Will you quote all of the entries, word for word?

********************

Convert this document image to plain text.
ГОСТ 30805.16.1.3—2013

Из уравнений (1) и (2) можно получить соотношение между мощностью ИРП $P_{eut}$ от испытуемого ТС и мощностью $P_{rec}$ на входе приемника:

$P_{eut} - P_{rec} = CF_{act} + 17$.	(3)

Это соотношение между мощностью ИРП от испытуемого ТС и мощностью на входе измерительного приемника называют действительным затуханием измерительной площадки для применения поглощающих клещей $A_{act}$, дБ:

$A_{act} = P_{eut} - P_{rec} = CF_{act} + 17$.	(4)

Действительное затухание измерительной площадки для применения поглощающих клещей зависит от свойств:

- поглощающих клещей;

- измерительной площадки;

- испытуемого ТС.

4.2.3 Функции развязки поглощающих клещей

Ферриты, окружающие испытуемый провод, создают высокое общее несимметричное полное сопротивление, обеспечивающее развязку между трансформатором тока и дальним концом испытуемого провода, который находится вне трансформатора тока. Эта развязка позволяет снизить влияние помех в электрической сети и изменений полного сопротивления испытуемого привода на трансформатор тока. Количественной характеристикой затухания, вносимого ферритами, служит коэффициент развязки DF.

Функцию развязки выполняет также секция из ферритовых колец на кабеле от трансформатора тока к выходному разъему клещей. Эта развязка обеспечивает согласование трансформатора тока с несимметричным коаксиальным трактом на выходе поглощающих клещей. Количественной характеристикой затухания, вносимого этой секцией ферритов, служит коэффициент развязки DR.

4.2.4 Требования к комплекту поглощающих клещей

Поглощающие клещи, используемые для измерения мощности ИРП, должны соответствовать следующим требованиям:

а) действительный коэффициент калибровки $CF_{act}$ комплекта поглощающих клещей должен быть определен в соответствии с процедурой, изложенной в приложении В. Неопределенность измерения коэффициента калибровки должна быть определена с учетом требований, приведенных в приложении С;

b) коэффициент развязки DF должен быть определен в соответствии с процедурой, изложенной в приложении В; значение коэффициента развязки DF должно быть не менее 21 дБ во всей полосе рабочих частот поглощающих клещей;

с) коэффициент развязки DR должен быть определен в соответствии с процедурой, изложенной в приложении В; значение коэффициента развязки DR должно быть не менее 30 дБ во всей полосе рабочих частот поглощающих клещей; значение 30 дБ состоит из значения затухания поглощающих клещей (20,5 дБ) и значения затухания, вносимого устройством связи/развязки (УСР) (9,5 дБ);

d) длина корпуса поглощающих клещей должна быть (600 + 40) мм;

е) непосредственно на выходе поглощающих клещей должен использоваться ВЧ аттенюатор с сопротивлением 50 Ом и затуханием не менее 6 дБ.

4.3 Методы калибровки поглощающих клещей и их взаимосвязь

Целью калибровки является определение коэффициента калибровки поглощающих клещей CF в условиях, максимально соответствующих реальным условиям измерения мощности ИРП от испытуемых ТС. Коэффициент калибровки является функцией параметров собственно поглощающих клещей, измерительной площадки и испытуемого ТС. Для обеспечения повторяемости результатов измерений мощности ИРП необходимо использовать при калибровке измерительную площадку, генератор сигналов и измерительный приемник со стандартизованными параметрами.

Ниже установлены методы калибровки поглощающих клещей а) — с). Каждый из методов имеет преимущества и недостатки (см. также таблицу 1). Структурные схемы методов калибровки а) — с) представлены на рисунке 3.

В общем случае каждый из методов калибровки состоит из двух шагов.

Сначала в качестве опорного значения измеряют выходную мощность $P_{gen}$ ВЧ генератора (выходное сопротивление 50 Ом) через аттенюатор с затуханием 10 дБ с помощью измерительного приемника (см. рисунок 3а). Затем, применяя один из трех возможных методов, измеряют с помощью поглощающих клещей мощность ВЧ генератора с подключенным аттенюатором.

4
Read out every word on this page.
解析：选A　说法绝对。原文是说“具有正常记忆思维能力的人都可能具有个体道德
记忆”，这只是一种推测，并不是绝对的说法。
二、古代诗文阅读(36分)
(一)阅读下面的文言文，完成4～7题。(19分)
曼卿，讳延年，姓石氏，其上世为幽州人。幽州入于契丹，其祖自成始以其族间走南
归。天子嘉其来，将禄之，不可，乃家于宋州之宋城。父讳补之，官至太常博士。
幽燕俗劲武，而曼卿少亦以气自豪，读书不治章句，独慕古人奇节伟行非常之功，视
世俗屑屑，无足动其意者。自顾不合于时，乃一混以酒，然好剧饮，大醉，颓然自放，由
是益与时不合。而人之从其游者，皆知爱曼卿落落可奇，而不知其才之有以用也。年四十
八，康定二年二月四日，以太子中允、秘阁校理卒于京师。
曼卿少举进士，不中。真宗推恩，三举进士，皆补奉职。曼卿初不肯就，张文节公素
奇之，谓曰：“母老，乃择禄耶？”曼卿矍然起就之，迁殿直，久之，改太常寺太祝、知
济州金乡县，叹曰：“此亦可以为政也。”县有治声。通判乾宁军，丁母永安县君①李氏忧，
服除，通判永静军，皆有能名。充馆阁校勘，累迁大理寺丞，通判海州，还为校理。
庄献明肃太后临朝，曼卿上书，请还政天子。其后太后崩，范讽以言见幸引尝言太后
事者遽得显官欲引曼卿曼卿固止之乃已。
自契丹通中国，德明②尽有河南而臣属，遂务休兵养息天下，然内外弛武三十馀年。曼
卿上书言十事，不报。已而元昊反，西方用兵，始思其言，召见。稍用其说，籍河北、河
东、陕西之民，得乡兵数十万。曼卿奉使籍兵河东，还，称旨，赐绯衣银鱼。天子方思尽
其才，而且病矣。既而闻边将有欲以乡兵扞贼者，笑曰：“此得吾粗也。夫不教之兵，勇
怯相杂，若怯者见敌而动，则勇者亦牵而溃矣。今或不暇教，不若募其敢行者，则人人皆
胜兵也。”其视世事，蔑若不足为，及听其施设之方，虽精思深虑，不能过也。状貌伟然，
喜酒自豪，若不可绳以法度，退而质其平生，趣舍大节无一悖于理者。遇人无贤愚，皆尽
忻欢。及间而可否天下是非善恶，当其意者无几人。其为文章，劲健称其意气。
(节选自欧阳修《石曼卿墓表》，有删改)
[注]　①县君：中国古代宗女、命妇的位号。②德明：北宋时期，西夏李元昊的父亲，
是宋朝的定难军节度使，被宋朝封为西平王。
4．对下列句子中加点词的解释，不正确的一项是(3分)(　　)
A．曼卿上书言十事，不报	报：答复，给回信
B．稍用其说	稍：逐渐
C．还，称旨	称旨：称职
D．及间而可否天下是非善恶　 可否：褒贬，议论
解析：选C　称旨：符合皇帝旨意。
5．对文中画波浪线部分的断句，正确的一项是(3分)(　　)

********************

• The reply
Convert this document image to plain text.
ГОСТ 30805.16.1.3—2013

Из уравнений (1) и (2) можно получить соотношение между мощностью ИРП $P_{eut}$ от испытуемого ТС и мощностью $P_{rec}$ на входе приемника:

$P_{eut} - P_{rec} = CF_{act} + 17$.	(3)

Это соотношение между мощностью ИРП от испытуемого ТС и мощностью на входе измерительного приемника называют действительным затуханием измерительной площадки для применения поглощающих клещей $A_{act}$, дБ:

$A_{act} = P_{eut} - P_{rec} = CF_{act} + 17$.	(4)

Действительное затухание измерительной площадки для применения поглощающих клещей зависит от свойств:

- поглощающих клещей;

- измерительной площадки;

- испытуемого ТС.

4.2.3 Функции развязки поглощающих клещей

Ферриты, окружающие испытуемый провод, создают высокое общее несимметричное полное сопротивление, обеспечивающее развязку между трансформатором тока и дальним концом испытуемого провода, который находится вне трансформатора тока. Эта развязка позволяет снизить влияние помех в электрической сети и изменений полного сопротивления испытуемого привода на трансформатор тока. Количественной характеристикой затухания, вносимого ферритами, служит коэффициент развязки DF.

Функцию развязки выполняет также секция из ферритовых колец на кабеле от трансформатора тока к выходному разъему клещей. Эта развязка обеспечивает согласование трансформатора тока с несимметричным коаксиальным трактом на выходе поглощающих клещей. Количественной характеристикой затухания, вносимого этой секцией ферритов, служит коэффициент развязки DR.

4.2.4 Требования к комплекту поглощающих клещей

Поглощающие клещи, используемые для измерения мощности ИРП, должны соответствовать следующим требованиям:

а) действительный коэффициент калибровки $CF_{act}$ комплекта поглощающих клещей должен быть определен в соответствии с процедурой, изложенной в приложении В. Неопределенность измерения коэффициента калибровки должна быть определена с учетом требований, приведенных в приложении С;

b) коэффициент развязки DF должен быть определен в соответствии с процедурой, изложенной в приложении В; значение коэффициента развязки DF должно быть не менее 21 дБ во всей полосе рабочих частот поглощающих клещей;

с) коэффициент развязки DR должен быть определен в соответствии с процедурой, изложенной в приложении В; значение коэффициента развязки DR должно быть не менее 30 дБ во всей полосе рабочих частот поглощающих клещей; значение 30 дБ состоит из значения затухания поглощающих клещей (20,5 дБ) и значения затухания, вносимого устройством связи/развязки (УСР) (9,5 дБ);

d) длина корпуса поглощающих клещей должна быть (600 + 40) мм;

е) непосредственно на выходе поглощающих клещей должен использоваться ВЧ аттенюатор с сопротивлением 50 Ом и затуханием не менее 6 дБ.

4.3 Методы калибровки поглощающих клещей и их взаимосвязь

Целью калибровки является определение коэффициента калибровки поглощающих клещей CF в условиях, максимально соответствующих реальным условиям измерения мощности ИРП от испытуемых ТС. Коэффициент калибровки является функцией параметров собственно поглощающих клещей, измерительной площадки и испытуемого ТС. Для обеспечения повторяемости результатов измерений мощности ИРП необходимо использовать при калибровке измерительную площадку, генератор сигналов и измерительный приемник со стандартизованными параметрами.

Ниже установлены методы калибровки поглощающих клещей а) — с). Каждый из методов имеет преимущества и недостатки (см. также таблицу 1). Структурные схемы методов калибровки а) — с) представлены на рисунке 3.

В общем случае каждый из методов калибровки состоит из двух шагов.

Сначала в качестве опорного значения измеряют выходную мощность $P_{gen}$ ВЧ генератора (выходное сопротивление 50 Ом) через аттенюатор с затуханием 10 дБ с помощью измерительного приемника (см. рисунок 3а). Затем, применяя один из трех возможных методов, измеряют с помощью поглощающих клещей мощность ВЧ генератора с подключенным аттенюатором.

4
Read out every word on this page.
解析：选A　说法绝对。原文是说“具有正常记忆思维能力的人都可能具有个体道德
记忆”，这只是一种推测，并不是绝对的说法。
二、古代诗文阅读(36分)
(一)阅读下面的文言文，完成4～7题。(19分)
曼卿，讳延年，姓石氏，其上世为幽州人。幽州入于契丹，其祖自成始以其族间走南
归。天子嘉其来，将禄之，不可，乃家于宋州之宋城。父讳补之，官至太常博士。
幽燕俗劲武，而曼卿少亦以气自豪，读书不治章句，独慕古人奇节伟行非常之功，视
世俗屑屑，无足动其意者。自顾不合于时，乃一混以酒，然好剧饮，大醉，颓然自放，由
是益与时不合。而人之从其游者，皆知爱曼卿落落可奇，而不知其才之有以用也。年四十
八，康定二年二月四日，以太子中允、秘阁校理卒于京师。
曼卿少举进士，不中。真宗推恩，三举进士，皆补奉职。曼卿初不肯就，张文节公素
奇之，谓曰：“母老，乃择禄耶？”曼卿矍然起就之，迁殿直，久之，改太常寺太祝、知
济州金乡县，叹曰：“此亦可以为政也。”县有治声。通判乾宁军，丁母永安县君①李氏忧，
服除，通判永静军，皆有能名。充馆阁校勘，累迁大理寺丞，通判海州，还为校理。
庄献明肃太后临朝，曼卿上书，请还政天子。其后太后崩，范讽以言见幸引尝言太后
事者遽得显官欲引曼卿曼卿固止之乃已。
自契丹通中国，德明②尽有河南而臣属，遂务休兵养息天下，然内外弛武三十馀年。曼
卿上书言十事，不报。已而元昊反，西方用兵，始思其言，召见。稍用其说，籍河北、河
东、陕西之民，得乡兵数十万。曼卿奉使籍兵河东，还，称旨，赐绯衣银鱼。天子方思尽
其才，而且病矣。既而闻边将有欲以乡兵扞贼者，笑曰：“此得吾粗也。夫不教之兵，勇
怯相杂，若怯者见敌而动，则勇者亦牵而溃矣。今或不暇教，不若募其敢行者，则人人皆
胜兵也。”其视世事，蔑若不足为，及听其施设之方，虽精思深虑，不能过也。状貌伟然，
喜酒自豪，若不可绳以法度，退而质其平生，趣舍大节无一悖于理者。遇人无贤愚，皆尽
忻欢。及间而可否天下是非善恶，当其意者无几人。其为文章，劲健称其意气。
(节选自欧阳修《石曼卿墓表》，有删改)
[注]　①县君：中国古代宗女、命妇的位号。②德明：北宋时期，西夏李元昊的父亲，
是宋朝的定难军节度使，被宋朝封为西平王。
4．对下列句子中加点词的解释，不正确的一项是(3分)(　　)
A．曼卿上书言十事，不报	报：答复，给回信
B．稍用其说	稍：逐渐
C．还，称旨	称旨：称职
D．及间而可否天下是非善恶　 可否：褒贬，议论
解析：选C　称旨：符合皇帝旨意。
5．对文中画波浪线部分的断句，正确的一项是(3分)(　　)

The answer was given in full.